━━━ AVAILABLE DATA

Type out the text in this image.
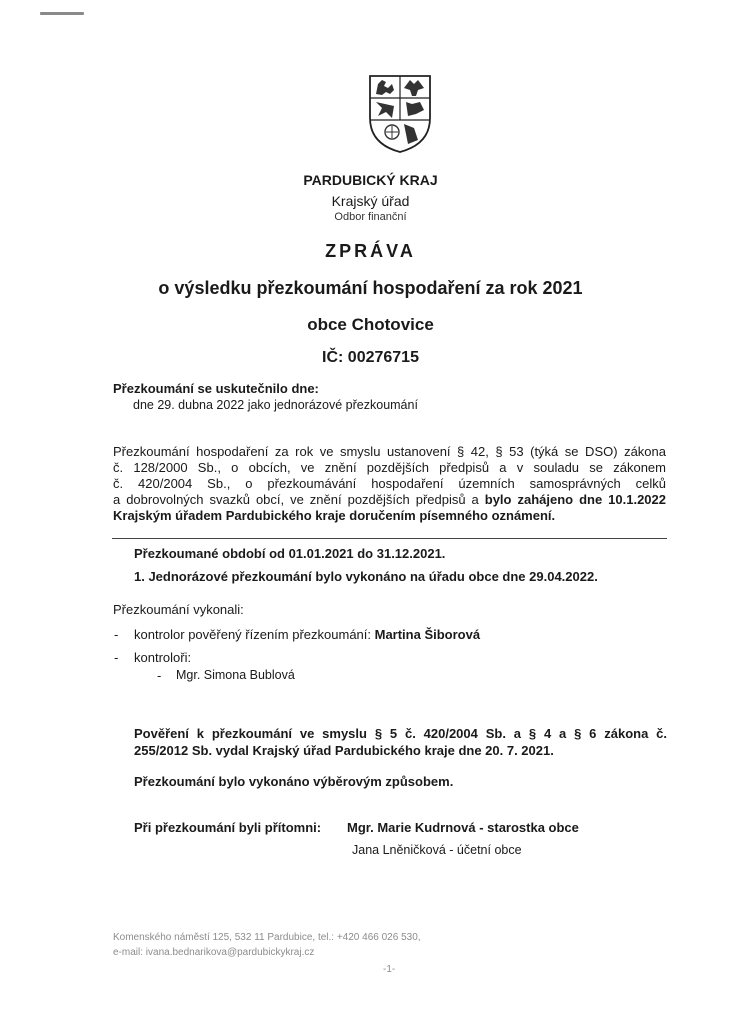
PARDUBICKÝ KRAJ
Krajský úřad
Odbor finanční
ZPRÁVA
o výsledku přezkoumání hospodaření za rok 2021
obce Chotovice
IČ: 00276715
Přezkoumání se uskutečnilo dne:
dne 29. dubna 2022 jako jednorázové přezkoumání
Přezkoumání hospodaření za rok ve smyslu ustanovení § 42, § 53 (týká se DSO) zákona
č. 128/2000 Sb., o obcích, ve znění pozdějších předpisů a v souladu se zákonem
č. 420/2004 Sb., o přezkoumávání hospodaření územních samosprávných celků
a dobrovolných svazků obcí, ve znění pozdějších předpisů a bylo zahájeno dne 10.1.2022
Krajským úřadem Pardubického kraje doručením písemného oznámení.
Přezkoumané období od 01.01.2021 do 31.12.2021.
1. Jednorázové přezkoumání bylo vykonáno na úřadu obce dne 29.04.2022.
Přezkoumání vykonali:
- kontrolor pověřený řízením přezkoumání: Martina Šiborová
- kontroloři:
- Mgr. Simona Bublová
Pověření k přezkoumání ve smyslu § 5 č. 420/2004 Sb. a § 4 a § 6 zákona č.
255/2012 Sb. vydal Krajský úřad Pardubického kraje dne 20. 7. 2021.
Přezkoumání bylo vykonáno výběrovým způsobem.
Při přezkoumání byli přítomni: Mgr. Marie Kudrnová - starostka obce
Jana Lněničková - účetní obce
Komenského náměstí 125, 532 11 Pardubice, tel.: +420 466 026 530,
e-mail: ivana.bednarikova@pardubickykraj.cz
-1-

━━━━━━
━━━ AVAILABLE DATA

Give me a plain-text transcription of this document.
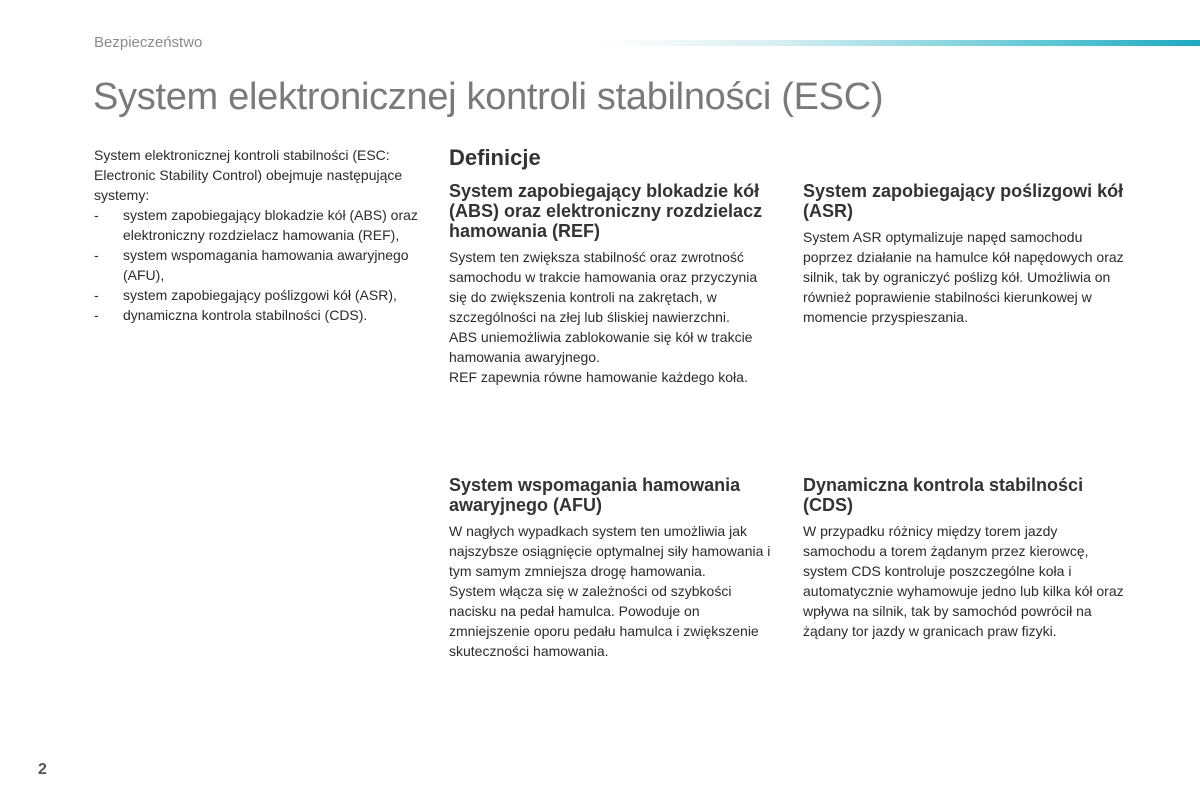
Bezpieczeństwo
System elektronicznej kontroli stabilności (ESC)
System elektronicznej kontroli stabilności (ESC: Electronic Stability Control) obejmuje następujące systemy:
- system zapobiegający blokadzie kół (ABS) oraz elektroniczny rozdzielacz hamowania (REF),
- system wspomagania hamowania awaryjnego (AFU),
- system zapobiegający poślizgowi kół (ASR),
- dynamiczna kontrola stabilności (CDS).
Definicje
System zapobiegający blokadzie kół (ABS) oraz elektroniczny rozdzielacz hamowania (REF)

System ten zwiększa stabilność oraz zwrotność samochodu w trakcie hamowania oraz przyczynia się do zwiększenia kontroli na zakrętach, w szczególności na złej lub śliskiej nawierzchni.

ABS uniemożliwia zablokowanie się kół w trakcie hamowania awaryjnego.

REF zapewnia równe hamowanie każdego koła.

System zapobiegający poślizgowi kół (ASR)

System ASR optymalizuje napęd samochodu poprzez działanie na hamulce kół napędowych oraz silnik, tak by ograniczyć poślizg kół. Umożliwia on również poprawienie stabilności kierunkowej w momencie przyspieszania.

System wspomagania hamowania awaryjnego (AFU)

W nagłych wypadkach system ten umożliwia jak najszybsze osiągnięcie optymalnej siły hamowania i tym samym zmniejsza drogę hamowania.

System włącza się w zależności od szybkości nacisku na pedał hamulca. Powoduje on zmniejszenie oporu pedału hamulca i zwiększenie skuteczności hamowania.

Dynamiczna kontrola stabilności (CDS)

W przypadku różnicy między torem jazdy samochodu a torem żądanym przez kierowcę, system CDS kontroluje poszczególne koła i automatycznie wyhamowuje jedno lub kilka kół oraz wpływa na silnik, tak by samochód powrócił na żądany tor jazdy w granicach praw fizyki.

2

━━━━━━
━━━ AVAILABLE DATA

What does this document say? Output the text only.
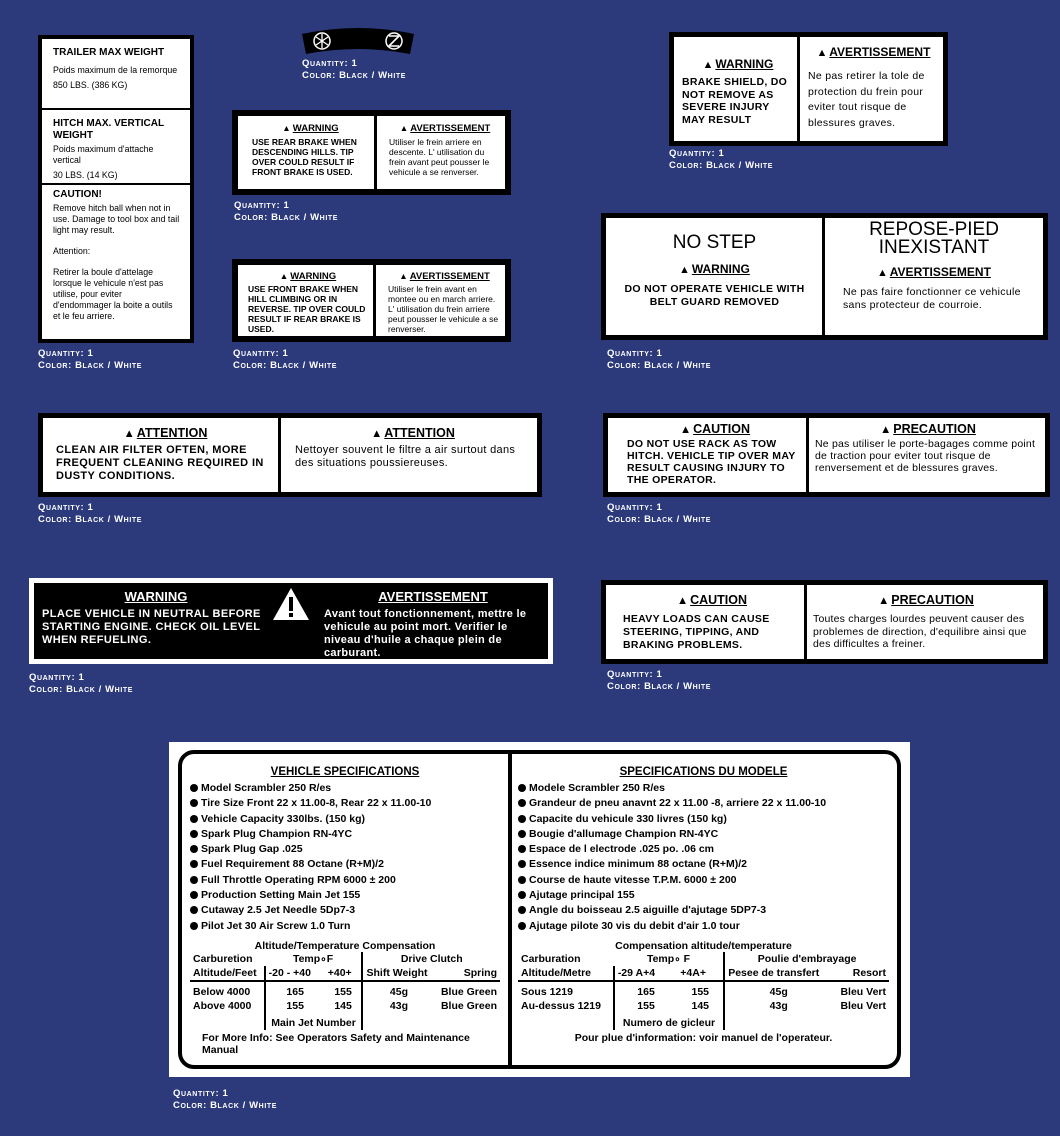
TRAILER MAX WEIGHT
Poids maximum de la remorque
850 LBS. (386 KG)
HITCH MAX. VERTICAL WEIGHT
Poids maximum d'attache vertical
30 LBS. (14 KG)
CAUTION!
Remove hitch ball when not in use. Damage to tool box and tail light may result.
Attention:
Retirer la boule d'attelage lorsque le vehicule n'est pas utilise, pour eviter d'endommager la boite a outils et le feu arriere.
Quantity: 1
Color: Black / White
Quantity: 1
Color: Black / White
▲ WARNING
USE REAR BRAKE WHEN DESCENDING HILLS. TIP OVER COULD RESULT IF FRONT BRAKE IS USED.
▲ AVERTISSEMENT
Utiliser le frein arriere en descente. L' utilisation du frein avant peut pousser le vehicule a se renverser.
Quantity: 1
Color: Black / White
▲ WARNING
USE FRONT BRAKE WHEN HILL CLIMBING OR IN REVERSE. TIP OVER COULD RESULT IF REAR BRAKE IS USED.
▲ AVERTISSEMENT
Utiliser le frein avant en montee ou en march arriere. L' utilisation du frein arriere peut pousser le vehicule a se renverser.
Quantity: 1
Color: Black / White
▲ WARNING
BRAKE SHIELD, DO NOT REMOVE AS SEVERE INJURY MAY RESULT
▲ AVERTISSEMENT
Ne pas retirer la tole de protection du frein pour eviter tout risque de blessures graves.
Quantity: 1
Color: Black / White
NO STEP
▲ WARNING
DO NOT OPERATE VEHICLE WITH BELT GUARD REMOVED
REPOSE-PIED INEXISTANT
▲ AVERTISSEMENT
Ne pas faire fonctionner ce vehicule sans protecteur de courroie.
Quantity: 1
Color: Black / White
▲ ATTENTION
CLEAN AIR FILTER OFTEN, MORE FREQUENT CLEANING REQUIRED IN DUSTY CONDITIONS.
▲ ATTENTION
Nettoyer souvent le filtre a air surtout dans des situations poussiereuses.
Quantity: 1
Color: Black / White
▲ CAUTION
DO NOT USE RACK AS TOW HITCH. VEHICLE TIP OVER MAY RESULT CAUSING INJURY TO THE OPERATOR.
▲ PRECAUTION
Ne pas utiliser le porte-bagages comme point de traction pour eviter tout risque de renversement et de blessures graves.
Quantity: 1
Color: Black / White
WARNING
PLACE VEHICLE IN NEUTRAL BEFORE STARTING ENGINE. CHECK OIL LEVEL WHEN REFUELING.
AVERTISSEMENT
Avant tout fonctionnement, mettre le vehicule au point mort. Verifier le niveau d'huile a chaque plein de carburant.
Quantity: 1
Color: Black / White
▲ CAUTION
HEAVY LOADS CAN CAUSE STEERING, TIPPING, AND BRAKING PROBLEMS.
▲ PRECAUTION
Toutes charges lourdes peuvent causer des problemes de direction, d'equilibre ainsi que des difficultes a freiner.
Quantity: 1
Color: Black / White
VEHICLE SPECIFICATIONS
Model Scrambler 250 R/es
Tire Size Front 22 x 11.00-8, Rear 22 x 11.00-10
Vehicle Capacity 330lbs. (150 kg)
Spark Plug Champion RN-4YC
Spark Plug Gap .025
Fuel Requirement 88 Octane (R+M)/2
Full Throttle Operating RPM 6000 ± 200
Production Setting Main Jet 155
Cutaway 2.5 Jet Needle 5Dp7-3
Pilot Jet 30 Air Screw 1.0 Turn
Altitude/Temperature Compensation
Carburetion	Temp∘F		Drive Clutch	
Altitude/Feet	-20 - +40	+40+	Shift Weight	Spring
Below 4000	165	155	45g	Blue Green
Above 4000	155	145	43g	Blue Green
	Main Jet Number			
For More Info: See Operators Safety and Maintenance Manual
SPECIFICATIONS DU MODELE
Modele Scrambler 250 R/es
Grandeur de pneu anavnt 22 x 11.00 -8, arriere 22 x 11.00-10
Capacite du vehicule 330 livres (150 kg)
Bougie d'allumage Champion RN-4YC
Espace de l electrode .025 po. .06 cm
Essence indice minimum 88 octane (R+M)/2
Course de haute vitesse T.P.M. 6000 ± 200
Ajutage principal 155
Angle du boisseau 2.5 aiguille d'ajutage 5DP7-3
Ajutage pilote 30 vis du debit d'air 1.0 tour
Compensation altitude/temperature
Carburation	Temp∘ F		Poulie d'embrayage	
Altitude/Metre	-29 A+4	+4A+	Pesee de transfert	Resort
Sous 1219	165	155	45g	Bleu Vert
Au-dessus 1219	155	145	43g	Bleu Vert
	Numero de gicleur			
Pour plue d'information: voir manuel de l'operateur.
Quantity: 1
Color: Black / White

━━━━━━

→ TASK DETAILS
Find the string "arriere" in the entries above and return each line that holds it.

→ ANSWER TO THE EXERCISE
Retirer la boule d'attelage lorsque le vehicule n'est pas utilise, pour eviter d'endommager la boite a outils et le feu arriere.
Utiliser le frein arriere en descente. L' utilisation du frein avant peut pousser le vehicule a se renverser.
Utiliser le frein avant en montee ou en march arriere. L' utilisation du frein arriere peut pousser le vehicule a se renverser.
Grandeur de pneu anavnt 22 x 11.00 -8, arriere 22 x 11.00-10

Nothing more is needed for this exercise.